## EXERCISE GOAL
Tally up the lines below that include the word "title". Answer with the number alone.

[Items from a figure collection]
'''

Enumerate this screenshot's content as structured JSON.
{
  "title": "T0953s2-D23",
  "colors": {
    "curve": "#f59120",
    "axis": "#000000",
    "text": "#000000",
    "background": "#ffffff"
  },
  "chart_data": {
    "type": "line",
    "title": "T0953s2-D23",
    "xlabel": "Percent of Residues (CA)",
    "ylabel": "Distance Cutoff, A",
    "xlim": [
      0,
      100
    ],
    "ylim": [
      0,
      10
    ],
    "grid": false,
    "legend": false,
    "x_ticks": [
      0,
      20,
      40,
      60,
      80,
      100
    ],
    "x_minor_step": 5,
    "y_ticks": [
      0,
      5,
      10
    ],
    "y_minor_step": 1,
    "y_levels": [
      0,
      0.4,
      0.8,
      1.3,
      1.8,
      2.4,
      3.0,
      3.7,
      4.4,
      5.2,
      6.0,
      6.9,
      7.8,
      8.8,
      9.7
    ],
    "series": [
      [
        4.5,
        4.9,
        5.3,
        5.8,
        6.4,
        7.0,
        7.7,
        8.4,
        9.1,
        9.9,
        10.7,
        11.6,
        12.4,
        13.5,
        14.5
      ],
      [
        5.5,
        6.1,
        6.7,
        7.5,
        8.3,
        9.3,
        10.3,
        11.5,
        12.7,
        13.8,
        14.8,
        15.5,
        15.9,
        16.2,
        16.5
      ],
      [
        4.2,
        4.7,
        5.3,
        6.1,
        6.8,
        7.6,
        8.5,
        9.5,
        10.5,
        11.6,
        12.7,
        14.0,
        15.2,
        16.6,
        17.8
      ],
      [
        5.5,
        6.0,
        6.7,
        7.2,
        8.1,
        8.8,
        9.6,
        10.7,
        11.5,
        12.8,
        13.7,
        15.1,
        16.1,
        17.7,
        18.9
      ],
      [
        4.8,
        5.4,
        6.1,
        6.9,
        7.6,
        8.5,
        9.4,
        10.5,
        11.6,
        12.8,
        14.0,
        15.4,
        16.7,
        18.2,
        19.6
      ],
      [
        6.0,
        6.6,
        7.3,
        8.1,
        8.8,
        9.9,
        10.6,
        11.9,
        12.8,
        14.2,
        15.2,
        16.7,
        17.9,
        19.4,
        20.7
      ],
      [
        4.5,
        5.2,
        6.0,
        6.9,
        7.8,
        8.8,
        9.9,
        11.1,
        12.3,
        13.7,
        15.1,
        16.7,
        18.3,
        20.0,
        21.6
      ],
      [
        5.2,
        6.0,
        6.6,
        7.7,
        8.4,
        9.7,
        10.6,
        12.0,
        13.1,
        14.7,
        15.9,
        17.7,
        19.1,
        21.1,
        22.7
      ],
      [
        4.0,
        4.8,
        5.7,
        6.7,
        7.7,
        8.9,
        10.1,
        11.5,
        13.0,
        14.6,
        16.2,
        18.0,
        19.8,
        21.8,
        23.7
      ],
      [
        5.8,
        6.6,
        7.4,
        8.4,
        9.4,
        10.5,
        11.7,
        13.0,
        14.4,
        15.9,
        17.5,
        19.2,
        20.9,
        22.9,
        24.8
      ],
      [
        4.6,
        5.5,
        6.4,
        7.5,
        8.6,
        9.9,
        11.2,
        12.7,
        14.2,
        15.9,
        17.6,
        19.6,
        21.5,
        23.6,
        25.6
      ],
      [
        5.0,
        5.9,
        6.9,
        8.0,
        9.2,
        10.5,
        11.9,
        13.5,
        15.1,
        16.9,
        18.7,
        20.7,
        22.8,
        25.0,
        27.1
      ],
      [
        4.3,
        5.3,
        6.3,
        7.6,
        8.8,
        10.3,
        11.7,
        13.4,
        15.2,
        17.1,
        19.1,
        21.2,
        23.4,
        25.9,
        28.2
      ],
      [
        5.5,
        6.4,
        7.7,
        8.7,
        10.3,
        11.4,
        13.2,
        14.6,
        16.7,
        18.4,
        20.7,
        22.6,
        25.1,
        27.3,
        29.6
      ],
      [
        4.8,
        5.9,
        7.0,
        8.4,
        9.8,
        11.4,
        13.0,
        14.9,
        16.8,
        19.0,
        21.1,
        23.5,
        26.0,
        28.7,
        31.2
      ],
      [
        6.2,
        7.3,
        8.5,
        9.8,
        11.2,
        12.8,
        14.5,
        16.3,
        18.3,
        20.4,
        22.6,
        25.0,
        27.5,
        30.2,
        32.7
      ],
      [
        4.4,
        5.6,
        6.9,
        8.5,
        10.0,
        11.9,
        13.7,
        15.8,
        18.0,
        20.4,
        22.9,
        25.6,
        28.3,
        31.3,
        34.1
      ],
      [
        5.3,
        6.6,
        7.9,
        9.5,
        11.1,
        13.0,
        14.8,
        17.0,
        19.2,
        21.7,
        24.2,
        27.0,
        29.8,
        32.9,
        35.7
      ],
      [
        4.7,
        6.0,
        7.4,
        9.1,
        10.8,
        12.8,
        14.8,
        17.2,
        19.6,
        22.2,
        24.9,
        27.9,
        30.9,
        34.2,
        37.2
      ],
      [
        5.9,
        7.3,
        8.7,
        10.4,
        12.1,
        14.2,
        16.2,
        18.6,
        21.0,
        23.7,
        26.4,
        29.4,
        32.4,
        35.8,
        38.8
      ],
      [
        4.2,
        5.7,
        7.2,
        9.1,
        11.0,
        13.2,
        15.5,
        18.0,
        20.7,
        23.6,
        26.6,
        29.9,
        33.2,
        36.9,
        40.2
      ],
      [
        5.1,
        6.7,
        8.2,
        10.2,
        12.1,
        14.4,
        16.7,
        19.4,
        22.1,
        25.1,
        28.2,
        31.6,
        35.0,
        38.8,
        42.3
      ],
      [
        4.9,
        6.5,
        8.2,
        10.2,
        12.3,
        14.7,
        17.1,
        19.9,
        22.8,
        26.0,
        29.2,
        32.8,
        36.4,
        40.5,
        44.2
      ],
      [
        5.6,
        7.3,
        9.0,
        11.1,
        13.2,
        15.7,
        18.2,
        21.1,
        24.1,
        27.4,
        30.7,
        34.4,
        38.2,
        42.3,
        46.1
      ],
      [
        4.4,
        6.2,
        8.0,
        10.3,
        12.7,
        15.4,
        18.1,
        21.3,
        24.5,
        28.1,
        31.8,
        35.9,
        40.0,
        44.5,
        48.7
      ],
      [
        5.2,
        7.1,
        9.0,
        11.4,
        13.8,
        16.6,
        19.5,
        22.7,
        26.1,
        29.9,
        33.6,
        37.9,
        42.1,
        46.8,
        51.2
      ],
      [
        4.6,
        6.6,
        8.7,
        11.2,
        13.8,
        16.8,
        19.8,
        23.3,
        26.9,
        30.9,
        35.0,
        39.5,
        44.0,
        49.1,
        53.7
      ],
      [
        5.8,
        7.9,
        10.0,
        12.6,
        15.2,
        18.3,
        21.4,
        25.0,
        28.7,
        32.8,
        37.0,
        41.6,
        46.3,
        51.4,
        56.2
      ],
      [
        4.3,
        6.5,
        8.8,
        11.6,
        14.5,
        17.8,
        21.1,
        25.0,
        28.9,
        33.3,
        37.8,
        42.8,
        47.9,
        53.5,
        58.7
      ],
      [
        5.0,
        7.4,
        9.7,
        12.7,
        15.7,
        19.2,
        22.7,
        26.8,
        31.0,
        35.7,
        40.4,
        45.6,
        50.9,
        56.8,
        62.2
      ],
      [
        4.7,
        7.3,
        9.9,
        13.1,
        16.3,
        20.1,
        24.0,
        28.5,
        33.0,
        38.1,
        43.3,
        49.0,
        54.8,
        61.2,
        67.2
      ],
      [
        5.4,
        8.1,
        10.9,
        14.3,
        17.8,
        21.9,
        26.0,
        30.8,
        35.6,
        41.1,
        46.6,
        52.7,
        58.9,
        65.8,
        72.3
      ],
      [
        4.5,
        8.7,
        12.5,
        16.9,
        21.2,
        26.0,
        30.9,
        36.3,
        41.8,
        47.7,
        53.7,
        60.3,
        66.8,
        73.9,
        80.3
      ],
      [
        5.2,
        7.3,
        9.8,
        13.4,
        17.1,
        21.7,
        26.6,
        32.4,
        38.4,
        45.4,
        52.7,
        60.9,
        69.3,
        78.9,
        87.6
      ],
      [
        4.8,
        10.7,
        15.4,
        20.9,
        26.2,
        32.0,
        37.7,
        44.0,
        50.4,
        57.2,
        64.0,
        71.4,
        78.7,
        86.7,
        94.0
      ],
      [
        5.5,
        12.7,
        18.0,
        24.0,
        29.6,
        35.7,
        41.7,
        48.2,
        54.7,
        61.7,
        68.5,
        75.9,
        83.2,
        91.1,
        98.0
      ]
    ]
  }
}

'''

## REPLY TO THE EXERCISE
2